[start]

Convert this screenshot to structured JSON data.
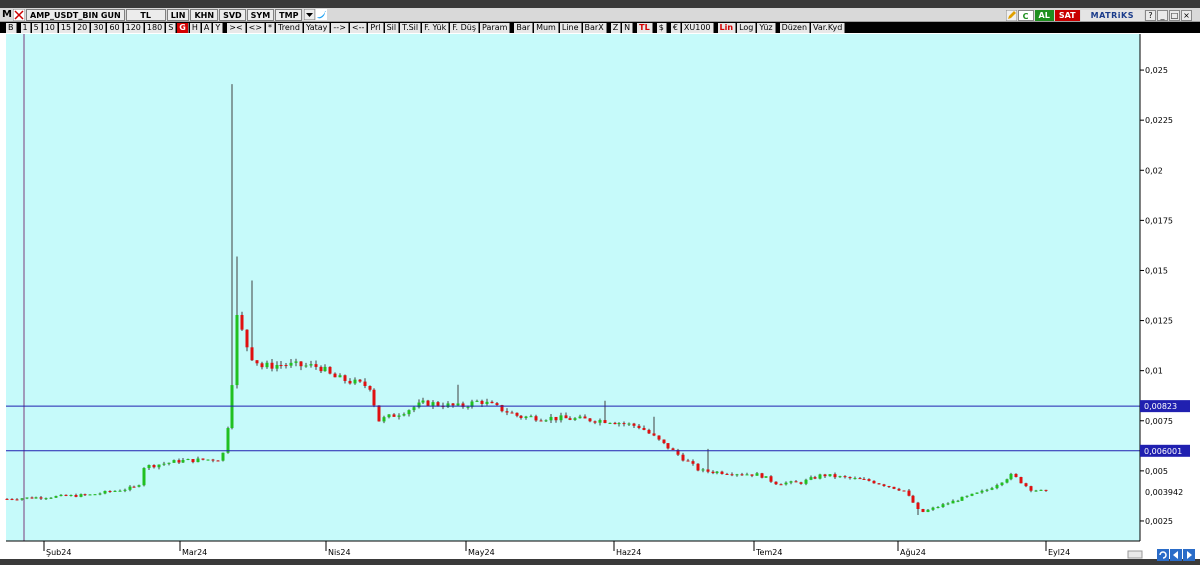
{
  "window": {
    "symbol": "AMP_USDT_BIN GUN",
    "currency": "TL",
    "buttons": [
      "LIN",
      "KHN",
      "SVD",
      "SYM",
      "TMP"
    ],
    "right_buttons": {
      "c": "C",
      "al": "AL",
      "sat": "SAT",
      "brand": "MATRiKS"
    }
  },
  "toolbar": {
    "items": [
      "B",
      "1",
      "5",
      "10",
      "15",
      "20",
      "30",
      "60",
      "120",
      "180",
      "S",
      "G",
      "H",
      "A",
      "Y",
      "><",
      "<>",
      "*",
      "Trend",
      "Yatay",
      "-->",
      "<--",
      "Prl",
      "Sil",
      "T.Sil",
      "F. Yük",
      "F. Düş",
      "Param",
      "Bar",
      "Mum",
      "Line",
      "BarX",
      "Z",
      "N",
      "TL",
      "$",
      "€",
      "XU100",
      "Lin",
      "Log",
      "Yüz",
      "Düzen",
      "Var.Kyd"
    ]
  },
  "colors": {
    "plot_bg": "#c6fafa",
    "up": "#20c020",
    "down": "#e01010",
    "hline": "#2020b0",
    "accent_red": "#d40000"
  },
  "chart_data": {
    "type": "candlestick",
    "title": "",
    "xlabel": "",
    "ylabel": "",
    "ylim": [
      0.0015,
      0.0268
    ],
    "grid": false,
    "x_ticks": [
      "Şub24",
      "Mar24",
      "Nis24",
      "May24",
      "Haz24",
      "Tem24",
      "Ağu24",
      "Eyl24"
    ],
    "y_ticks": [
      "0,0025",
      "0,005",
      "0,0075",
      "0,01",
      "0,0125",
      "0,015",
      "0,0175",
      "0,02",
      "0,0225",
      "0,025"
    ],
    "horizontal_lines": [
      {
        "value": 0.00823,
        "label": "0,00823"
      },
      {
        "value": 0.006001,
        "label": "0,006001"
      }
    ],
    "last_value_label": "0,003942",
    "key_prices": {
      "start": 0.0036,
      "pre_spike": 0.0056,
      "spike_high": 0.0243,
      "spike_close": 0.0128,
      "march_end": 0.0097,
      "april_mid": 0.0075,
      "may_high": 0.0093,
      "june_start": 0.0072,
      "july": 0.0044,
      "august_low": 0.0029,
      "last": 0.003942
    }
  }
}
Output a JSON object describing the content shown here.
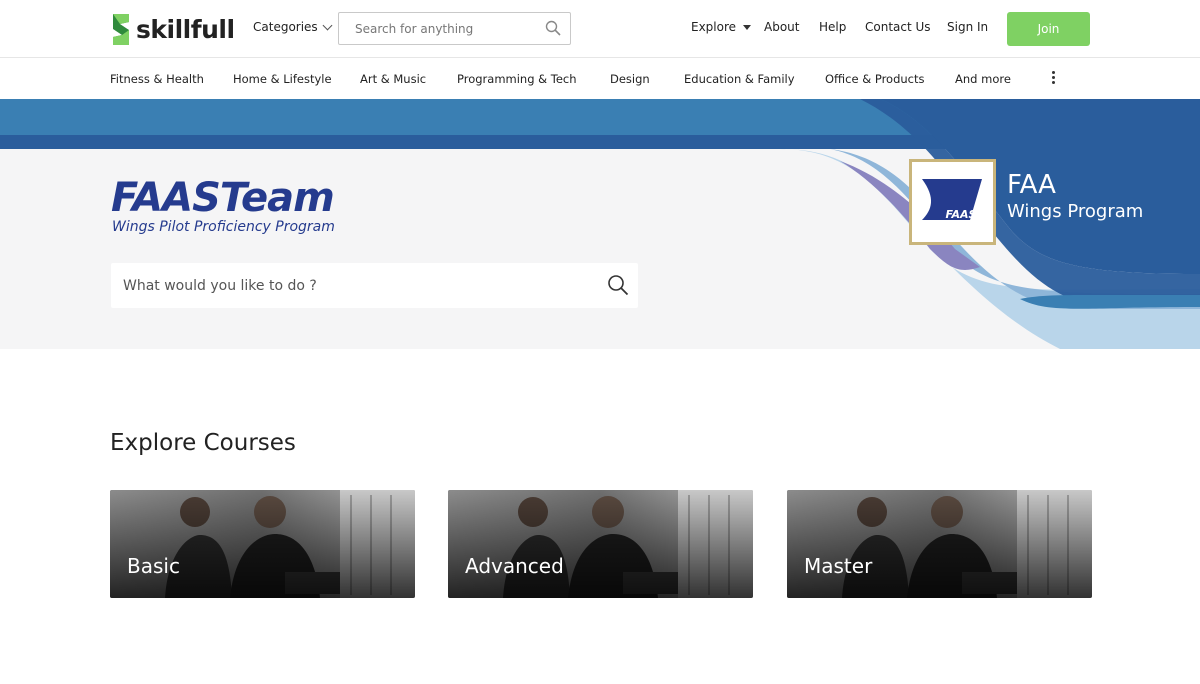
{
  "header": {
    "logo_text": "skillfull",
    "categories_label": "Categories",
    "search_placeholder": "Search for anything",
    "nav": {
      "explore": "Explore",
      "about": "About",
      "help": "Help",
      "contact": "Contact Us",
      "signin": "Sign In",
      "join": "Join"
    },
    "accent_color": "#7fd163"
  },
  "category_bar": {
    "items": [
      "Fitness & Health",
      "Home & Lifestyle",
      "Art & Music",
      "Programming & Tech",
      "Design",
      "Education & Family",
      "Office & Products",
      "And more"
    ]
  },
  "hero": {
    "brand_title": "FAASTeam",
    "brand_subtitle": "Wings Pilot Proficiency Program",
    "search_placeholder": "What would you like to do ?",
    "badge_logo_text": "FAAST",
    "badge_line1": "FAA",
    "badge_line2": "Wings Program",
    "brand_color": "#253b8e"
  },
  "courses": {
    "title": "Explore Courses",
    "cards": [
      "Basic",
      "Advanced",
      "Master"
    ]
  }
}
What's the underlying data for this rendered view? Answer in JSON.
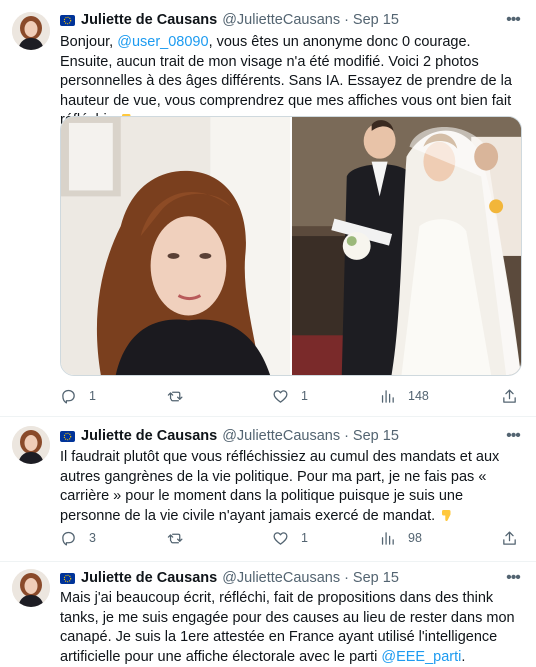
{
  "tweets": [
    {
      "author": "Juliette de Causans",
      "handle": "@JulietteCausans",
      "separator": "·",
      "time": "Sep 15",
      "text_before": "Bonjour, ",
      "mention": "@user_08090",
      "text_after": ", vous êtes un anonyme donc 0 courage. Ensuite, aucun trait de mon visage n'a été modifié. Voici 2 photos personnelles à des âges différents. Sans IA. Essayez de prendre de la hauteur de vue, vous comprendrez que mes affiches vous ont bien fait réfléchir. ",
      "replies": "1",
      "retweets": "",
      "likes": "1",
      "views": "148"
    },
    {
      "author": "Juliette de Causans",
      "handle": "@JulietteCausans",
      "separator": "·",
      "time": "Sep 15",
      "text": "Il faudrait plutôt que vous réfléchissiez au cumul des mandats et aux autres gangrènes de la vie politique. Pour ma part, je ne fais pas « carrière » pour le moment dans la politique puisque je suis une personne de la vie civile n'ayant jamais exercé de mandat. ",
      "replies": "3",
      "retweets": "",
      "likes": "1",
      "views": "98"
    },
    {
      "author": "Juliette de Causans",
      "handle": "@JulietteCausans",
      "separator": "·",
      "time": "Sep 15",
      "text_before": "Mais j'ai beaucoup écrit, réfléchi, fait de propositions dans des think tanks, je me suis engagée pour des causes au lieu de rester dans mon canapé. Je suis la 1ere attestée en France ayant utilisé l'intelligence artificielle pour une affiche électorale avec le parti ",
      "mention": "@EEE_parti",
      "text_after": "."
    }
  ],
  "icons": {
    "flag": "eu-flag-icon",
    "more": "more-icon",
    "reply": "reply-icon",
    "retweet": "retweet-icon",
    "like": "heart-icon",
    "views": "views-icon",
    "share": "share-icon",
    "emoji": "backhand-index-pointing-down-emoji"
  },
  "colors": {
    "link": "#1d9bf0",
    "secondary_text": "#536471",
    "primary_text": "#0f1419",
    "flag_blue": "#003399",
    "flag_star": "#ffcc00"
  }
}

[end]

A line counts if it holds the word "What". How many lines of the entries count? Give the number only.

2